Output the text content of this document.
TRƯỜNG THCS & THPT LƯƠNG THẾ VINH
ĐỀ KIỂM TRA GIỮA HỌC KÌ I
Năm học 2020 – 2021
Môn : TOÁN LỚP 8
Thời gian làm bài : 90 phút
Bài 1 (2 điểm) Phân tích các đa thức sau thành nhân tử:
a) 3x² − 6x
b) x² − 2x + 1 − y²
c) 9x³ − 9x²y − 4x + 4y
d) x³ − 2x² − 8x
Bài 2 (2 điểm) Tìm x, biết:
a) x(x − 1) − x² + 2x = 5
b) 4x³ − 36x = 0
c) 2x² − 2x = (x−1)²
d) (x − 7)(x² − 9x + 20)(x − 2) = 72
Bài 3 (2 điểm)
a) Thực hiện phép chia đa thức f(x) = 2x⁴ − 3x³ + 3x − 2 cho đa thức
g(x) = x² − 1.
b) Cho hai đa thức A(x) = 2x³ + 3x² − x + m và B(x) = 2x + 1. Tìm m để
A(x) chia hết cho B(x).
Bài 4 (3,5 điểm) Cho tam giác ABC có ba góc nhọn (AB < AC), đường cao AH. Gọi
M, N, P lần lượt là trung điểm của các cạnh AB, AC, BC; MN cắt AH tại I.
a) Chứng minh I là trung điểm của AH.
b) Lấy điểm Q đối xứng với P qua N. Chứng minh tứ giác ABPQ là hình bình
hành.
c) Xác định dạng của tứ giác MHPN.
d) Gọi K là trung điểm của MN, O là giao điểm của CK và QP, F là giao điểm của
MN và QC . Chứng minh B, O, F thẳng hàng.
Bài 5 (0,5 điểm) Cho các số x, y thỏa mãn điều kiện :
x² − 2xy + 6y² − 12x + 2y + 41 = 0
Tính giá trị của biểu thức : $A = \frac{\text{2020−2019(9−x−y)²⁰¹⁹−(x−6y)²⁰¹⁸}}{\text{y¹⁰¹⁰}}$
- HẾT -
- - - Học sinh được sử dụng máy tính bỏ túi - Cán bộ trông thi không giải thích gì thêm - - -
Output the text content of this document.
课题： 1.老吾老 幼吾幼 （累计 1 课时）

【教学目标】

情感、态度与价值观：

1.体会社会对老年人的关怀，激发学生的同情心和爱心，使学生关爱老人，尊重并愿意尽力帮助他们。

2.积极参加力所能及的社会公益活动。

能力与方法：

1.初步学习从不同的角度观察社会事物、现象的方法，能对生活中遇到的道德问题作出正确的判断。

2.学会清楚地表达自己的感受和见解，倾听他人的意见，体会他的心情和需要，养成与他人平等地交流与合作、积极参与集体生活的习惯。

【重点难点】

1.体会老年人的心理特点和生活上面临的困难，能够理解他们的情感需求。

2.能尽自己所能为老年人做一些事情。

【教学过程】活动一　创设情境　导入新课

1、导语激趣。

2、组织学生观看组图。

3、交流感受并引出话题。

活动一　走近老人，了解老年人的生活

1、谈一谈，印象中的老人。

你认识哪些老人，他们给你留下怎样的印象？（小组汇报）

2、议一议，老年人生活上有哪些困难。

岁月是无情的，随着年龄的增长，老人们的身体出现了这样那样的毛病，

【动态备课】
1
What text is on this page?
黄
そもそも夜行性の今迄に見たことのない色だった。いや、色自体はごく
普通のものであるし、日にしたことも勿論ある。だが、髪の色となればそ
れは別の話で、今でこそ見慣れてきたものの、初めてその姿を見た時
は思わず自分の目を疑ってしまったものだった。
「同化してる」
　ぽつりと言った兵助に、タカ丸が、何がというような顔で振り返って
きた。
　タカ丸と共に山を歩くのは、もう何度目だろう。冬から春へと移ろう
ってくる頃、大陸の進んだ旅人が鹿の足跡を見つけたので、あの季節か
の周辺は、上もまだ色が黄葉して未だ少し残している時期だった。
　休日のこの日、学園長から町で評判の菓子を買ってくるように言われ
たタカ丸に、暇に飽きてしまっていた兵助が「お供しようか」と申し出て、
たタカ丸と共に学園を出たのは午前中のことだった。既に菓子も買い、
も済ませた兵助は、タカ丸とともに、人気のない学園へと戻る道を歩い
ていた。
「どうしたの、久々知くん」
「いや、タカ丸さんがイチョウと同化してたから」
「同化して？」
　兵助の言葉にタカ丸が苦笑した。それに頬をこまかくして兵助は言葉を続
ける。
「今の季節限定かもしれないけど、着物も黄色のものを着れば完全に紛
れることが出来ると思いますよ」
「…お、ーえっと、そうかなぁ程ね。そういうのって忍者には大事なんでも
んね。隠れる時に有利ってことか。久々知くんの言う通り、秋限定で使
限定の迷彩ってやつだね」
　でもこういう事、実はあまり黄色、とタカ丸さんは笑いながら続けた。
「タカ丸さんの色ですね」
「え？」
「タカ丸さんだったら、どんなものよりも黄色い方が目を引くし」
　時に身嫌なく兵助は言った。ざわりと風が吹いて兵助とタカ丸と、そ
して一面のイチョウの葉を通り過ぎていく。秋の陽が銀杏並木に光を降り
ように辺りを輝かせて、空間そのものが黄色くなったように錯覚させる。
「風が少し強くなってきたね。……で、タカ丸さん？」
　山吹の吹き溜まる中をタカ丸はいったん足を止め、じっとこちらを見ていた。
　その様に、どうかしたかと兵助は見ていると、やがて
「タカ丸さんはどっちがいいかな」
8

[PROBLEM DETAILS] State the count of lines above containing the string "giác", and add nothing to it.

[CORRECT OUTPUT] 3